#### [Stated goal]
Output all the data exactly. Pictures do not belong in the copy.

#### [Source material]
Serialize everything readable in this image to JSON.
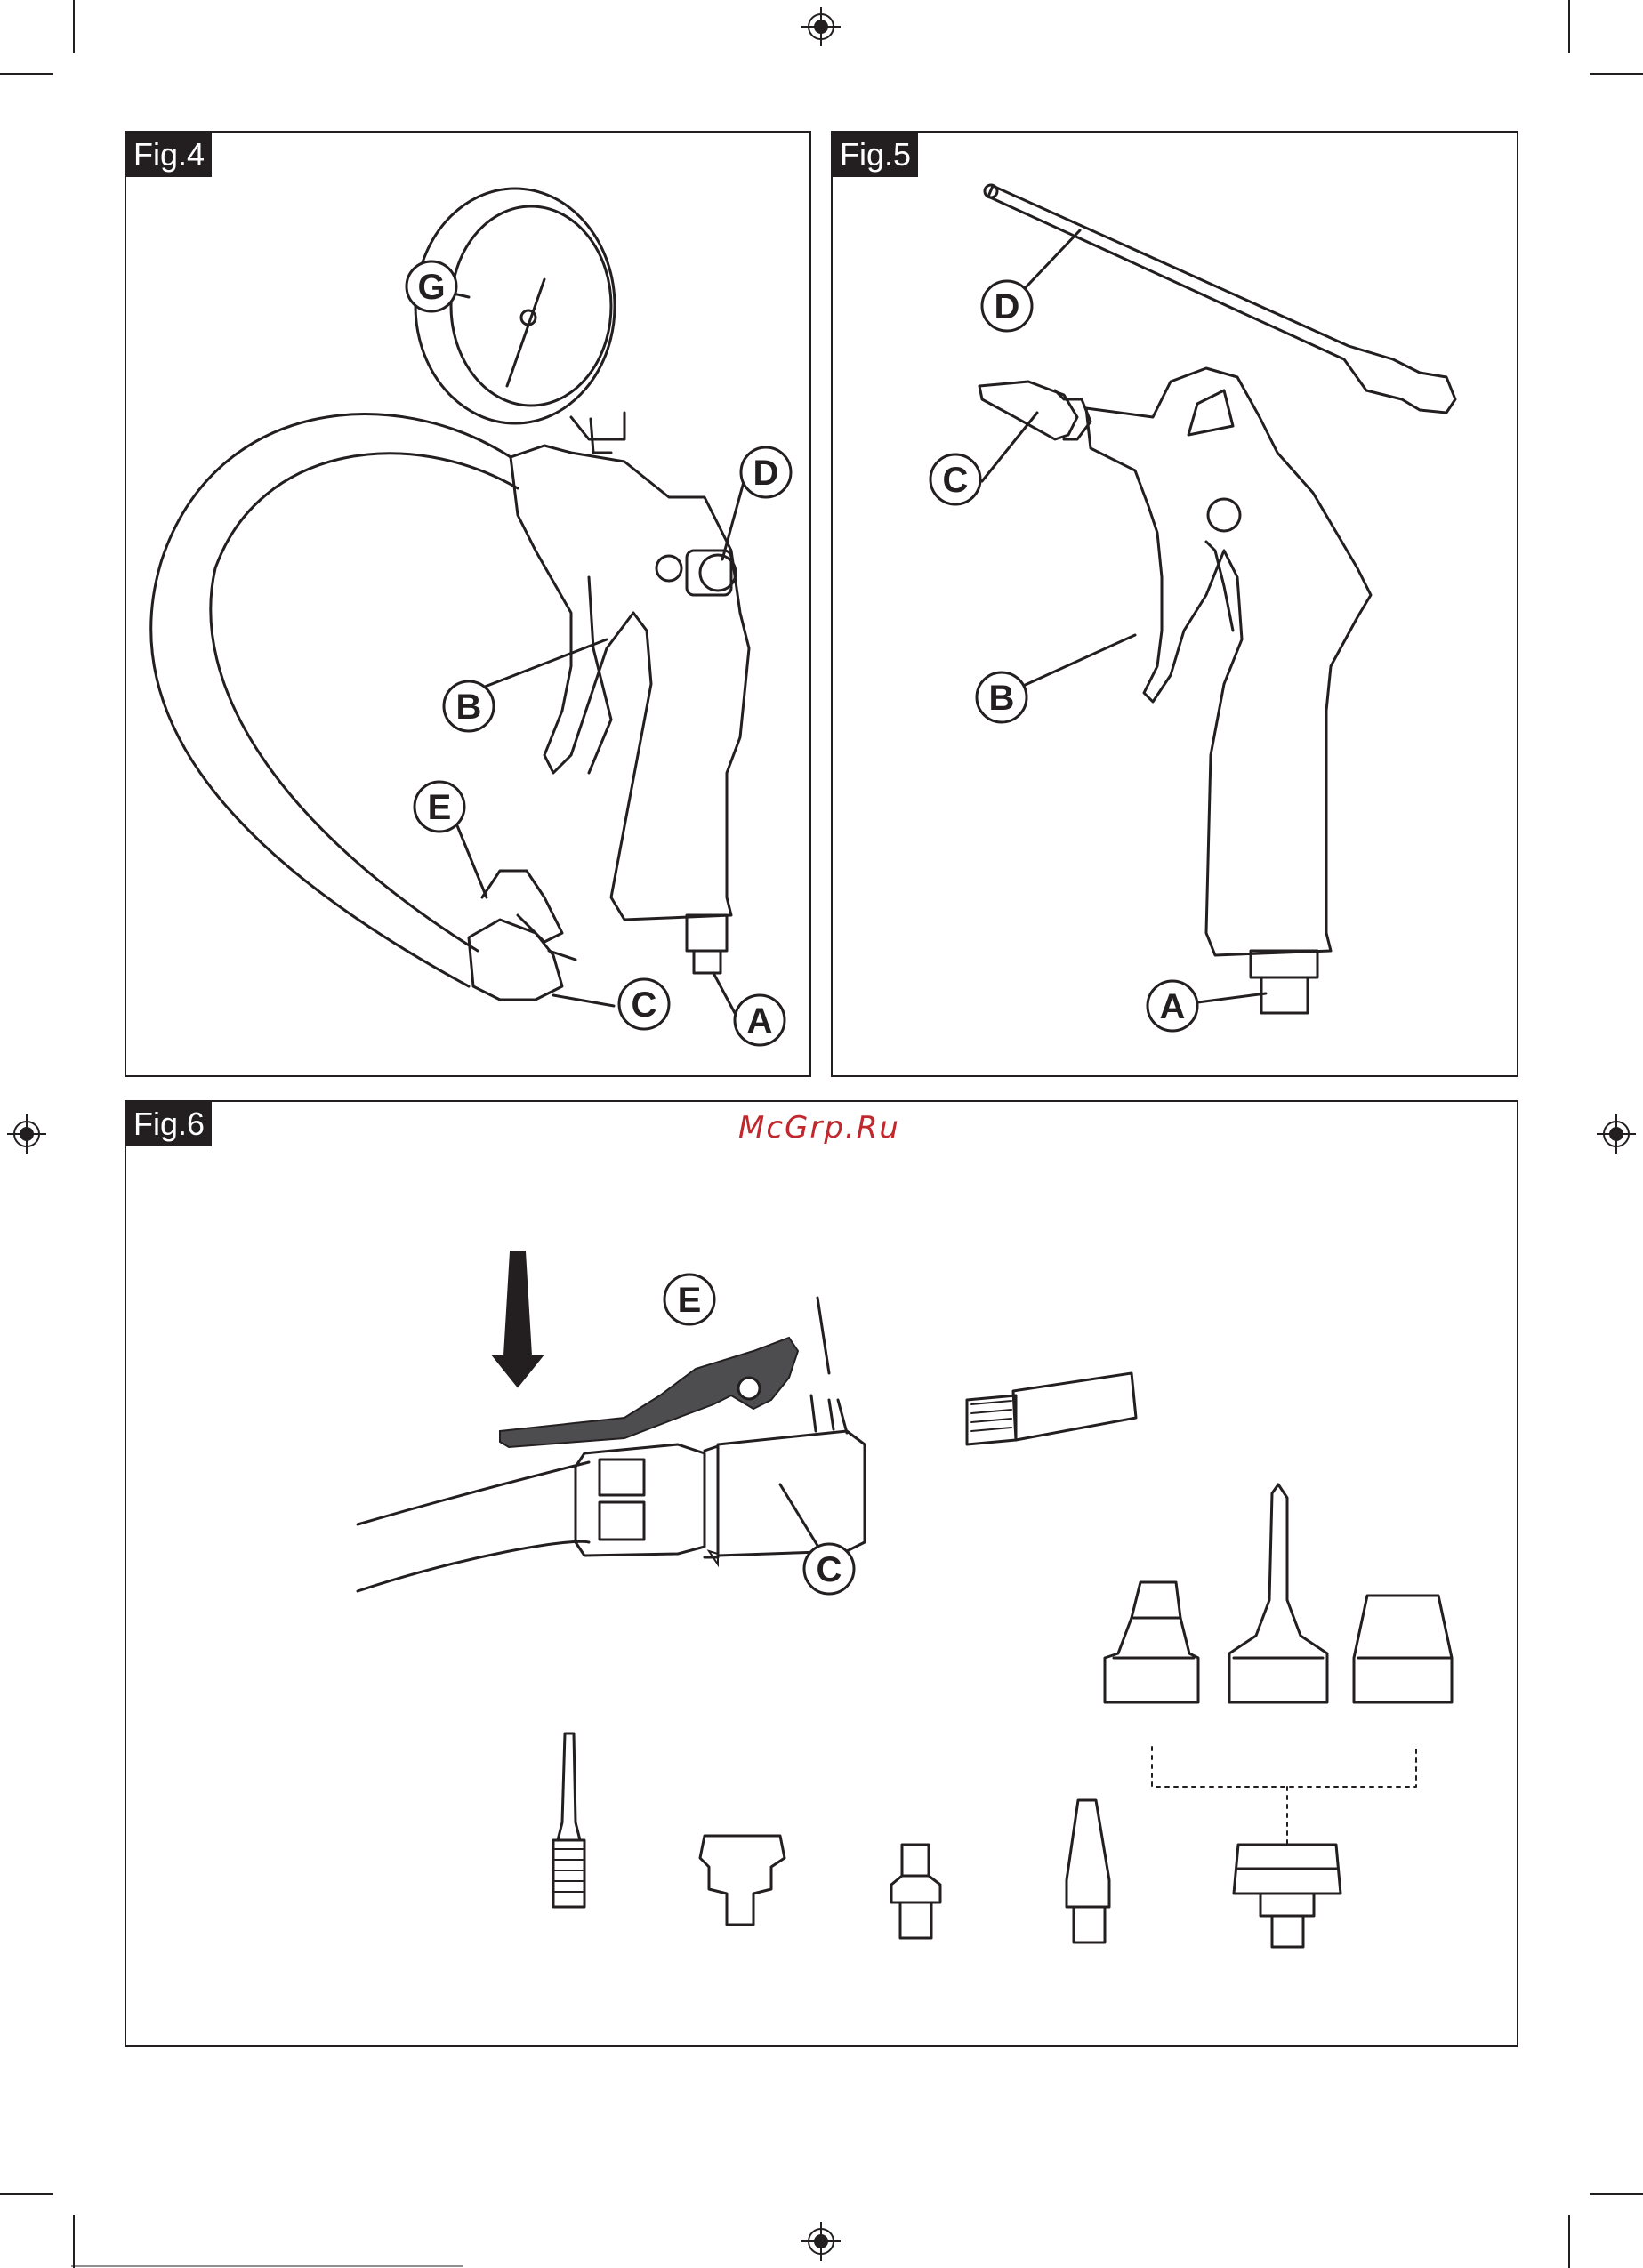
{
  "figures": [
    {
      "label": "Fig.4",
      "callouts": [
        "G",
        "D",
        "B",
        "E",
        "C",
        "A"
      ]
    },
    {
      "label": "Fig.5",
      "callouts": [
        "D",
        "C",
        "B",
        "A"
      ]
    },
    {
      "label": "Fig.6",
      "callouts": [
        "E",
        "C"
      ]
    }
  ],
  "watermark": "McGrp.Ru",
  "colors": {
    "line": "#231f20",
    "label_bg": "#231f20",
    "watermark": "#c0282d",
    "lever": "#4d4d4f"
  }
}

#### [Solution to this problem]
Serialize everything readable in this image to JSON.
{
  "figures": [
    {
      "label": "Fig.4",
      "callouts": [
        "G",
        "D",
        "B",
        "E",
        "C",
        "A"
      ]
    },
    {
      "label": "Fig.5",
      "callouts": [
        "D",
        "C",
        "B",
        "A"
      ]
    },
    {
      "label": "Fig.6",
      "callouts": [
        "E",
        "C"
      ]
    }
  ],
  "watermark": "McGrp.Ru",
  "colors": {
    "line": "#231f20",
    "label_bg": "#231f20",
    "watermark": "#c0282d",
    "lever": "#4d4d4f"
  }
}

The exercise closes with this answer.